→ **WHAT TO PRODUCE**: Say how many lines contain the word "规定为准". Only the number should be given.

%%

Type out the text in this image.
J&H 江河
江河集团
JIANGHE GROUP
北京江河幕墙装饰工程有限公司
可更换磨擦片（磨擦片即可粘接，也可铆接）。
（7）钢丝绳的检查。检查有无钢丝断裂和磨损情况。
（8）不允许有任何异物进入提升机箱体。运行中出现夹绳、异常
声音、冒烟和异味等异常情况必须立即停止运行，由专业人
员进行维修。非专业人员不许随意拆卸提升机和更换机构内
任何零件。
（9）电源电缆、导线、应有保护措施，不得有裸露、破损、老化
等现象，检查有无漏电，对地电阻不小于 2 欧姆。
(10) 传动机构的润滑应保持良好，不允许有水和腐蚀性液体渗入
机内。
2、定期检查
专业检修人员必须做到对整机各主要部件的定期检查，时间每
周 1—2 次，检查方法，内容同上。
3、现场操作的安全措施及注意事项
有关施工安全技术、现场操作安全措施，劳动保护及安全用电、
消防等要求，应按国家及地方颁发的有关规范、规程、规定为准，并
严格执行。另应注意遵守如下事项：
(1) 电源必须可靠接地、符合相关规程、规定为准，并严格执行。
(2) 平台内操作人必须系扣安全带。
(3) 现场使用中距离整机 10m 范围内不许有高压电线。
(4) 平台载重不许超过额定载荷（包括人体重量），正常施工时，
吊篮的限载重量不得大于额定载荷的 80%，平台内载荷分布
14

%%

→ **EXERCISE SOLUTION**: 2